### AUFGABENSTELLUNG
Gib bitte den Abschnitt der Forendiskussion über Videos auf Buffed.de wieder, beginnend bei "Argh, zum Glück" und endend bei "wieder neu aufsetzen.". Tausche darin "Topic" gegen "Thema".

### DOKUMENTAUSZUG
# Videos auf Buffed.de



## Dakia (5. Oktober 2013)

Hallo,

seit einiger Zeit habe ich dezente Probleme mir die Videos auf Buffed in HD anzusehen.
5 sec. Video ziehen 20 sec. Ladepause nach sich. Vor ein paar Wochen waren HD-Videos auf Buffed noch kein problem.

Meine 6 Mbit-Leitung ist jetzt zwar nicht der Hitt, aber 720p Videos laufen normalerweise ohne Ladepausen. Was auf anderen Videoportalenauch immer noch problemlos funktioniert.

Vieleicht kann ja einer der Technikverantwortlichen von Buffed was dazu sagen.


----------



## Tikume (5. Oktober 2013)

Ich bezweifle dass das an buffed liegt, ich habe das Problem da nicht.
Die meisten Videos werden auch auf dem buffed Youtube kanal gepostet, ev. hilft Dir das ja.

Ich habe z.B. eher das Problem bei Youtube und das liegt an der lieben Drosselkom


----------



## Grushdak (5. Oktober 2013)

Argh, zum Glück war es noch kopierbar.
Sagt doch, wenn ihr gerade ein Topic verschiebt während ich schreibe 
---------------------------------------

Ich musste meinen PC gestern erst wieder neu aufsetzen.

Gleich danach hatte ich hier auch Hänger bei Videos.
Nach dem fertigen Einrichten (Treiber, Updates, Cleanen & Defragmentieren des PCs) klappte wieder alles wunderbar.

und Trosselkom?
Meinst Du damit Telekom?

Daran liegt das ganz bestimmt nicht.

1. ist die Drosselung noch gar nicht Beschlussache (dieses Vorhaben wurde vor kurzem sogar im EU Parlament abgeschmettert, dieses Vorhaben (wenn ich mich nicht irre))
2. würde die mich gar nicht treffen (Ururkunde und lange nicht beim geplanten Limit angekommen.
3. Gab es dieses Nachladen bei yt schon lange, bevor überhaupt das Wort Drosselung in den Mund genommen wurde.
4. Habe ich seit längerer Zeit immer wieder mal Lags auf yt.

Ich denke, das liegt eher an den bereits teilweise überstrapazierten Servern bei youtube.
Ich merke das immer wieder regelmäßig zu bestimmten Zeiten.
Kein Wunder, bei dem imo ****, der da mittlerweile hochgeladen wird.


----------



## Tikume (6. Oktober 2013)

Grushdak schrieb:


> und Trosselkom?
> Meinst Du damit Telekom?
> 
> Daran liegt das ganz bestimmt nicht.



http://stadt-bremerhaven.de/telekom-aeussert-sich-zu-youtube-ladezeiten/


----------

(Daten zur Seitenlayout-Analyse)
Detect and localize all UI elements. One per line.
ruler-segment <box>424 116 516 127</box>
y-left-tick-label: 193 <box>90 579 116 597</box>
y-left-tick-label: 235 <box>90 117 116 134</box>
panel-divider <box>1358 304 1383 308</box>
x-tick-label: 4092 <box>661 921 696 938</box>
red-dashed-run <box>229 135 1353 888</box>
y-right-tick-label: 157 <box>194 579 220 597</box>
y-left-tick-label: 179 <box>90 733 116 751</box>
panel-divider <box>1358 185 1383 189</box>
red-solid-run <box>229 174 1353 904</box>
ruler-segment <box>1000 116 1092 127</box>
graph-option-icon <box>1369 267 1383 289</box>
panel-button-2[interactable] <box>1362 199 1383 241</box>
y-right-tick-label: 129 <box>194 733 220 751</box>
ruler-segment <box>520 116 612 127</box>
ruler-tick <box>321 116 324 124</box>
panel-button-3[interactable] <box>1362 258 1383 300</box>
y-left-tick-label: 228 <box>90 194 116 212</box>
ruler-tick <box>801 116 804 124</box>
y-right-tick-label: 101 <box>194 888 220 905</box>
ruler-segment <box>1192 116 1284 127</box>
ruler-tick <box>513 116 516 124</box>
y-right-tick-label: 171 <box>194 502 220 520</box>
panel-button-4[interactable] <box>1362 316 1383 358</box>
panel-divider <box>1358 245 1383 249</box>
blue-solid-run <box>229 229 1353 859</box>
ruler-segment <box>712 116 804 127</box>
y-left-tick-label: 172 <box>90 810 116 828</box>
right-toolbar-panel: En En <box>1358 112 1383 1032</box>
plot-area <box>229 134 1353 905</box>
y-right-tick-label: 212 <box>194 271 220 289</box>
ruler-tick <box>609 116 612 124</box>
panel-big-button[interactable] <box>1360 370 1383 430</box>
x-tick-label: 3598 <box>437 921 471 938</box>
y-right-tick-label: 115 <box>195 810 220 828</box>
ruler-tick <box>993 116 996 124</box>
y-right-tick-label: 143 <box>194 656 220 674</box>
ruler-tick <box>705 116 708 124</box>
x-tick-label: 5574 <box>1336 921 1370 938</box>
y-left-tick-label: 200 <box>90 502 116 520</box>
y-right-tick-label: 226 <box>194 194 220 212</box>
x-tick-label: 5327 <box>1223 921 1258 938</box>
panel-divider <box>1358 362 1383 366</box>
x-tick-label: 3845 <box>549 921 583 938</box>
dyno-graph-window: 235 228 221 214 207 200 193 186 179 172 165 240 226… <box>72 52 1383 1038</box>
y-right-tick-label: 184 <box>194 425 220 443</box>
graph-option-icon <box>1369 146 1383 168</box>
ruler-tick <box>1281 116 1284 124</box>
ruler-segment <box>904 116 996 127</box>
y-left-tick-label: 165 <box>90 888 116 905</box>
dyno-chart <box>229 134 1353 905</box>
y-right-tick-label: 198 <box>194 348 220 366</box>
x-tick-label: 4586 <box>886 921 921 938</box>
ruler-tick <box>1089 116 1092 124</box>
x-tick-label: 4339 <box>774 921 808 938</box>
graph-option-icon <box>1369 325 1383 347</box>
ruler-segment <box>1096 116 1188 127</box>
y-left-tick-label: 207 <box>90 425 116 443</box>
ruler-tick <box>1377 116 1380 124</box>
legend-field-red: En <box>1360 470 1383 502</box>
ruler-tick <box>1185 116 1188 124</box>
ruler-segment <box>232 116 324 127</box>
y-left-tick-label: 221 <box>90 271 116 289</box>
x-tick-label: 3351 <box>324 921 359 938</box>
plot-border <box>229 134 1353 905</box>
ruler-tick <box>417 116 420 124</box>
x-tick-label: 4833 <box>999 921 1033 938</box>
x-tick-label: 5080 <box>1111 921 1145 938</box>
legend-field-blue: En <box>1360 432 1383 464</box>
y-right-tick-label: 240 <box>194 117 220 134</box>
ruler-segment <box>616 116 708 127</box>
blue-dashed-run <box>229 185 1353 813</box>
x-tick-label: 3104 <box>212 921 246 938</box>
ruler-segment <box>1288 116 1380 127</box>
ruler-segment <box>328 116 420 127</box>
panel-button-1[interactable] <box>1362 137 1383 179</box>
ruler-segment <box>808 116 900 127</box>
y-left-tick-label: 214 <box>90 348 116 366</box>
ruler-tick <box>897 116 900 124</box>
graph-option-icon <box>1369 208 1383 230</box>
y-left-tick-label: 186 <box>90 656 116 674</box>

### ERLEDIGTE AUFGABE
Argh, zum Glück war es noch kopierbar.
Sagt doch, wenn ihr gerade ein Thema verschiebt während ich schreibe 
---------------------------------------

Ich musste meinen PC gestern erst wieder neu aufsetzen.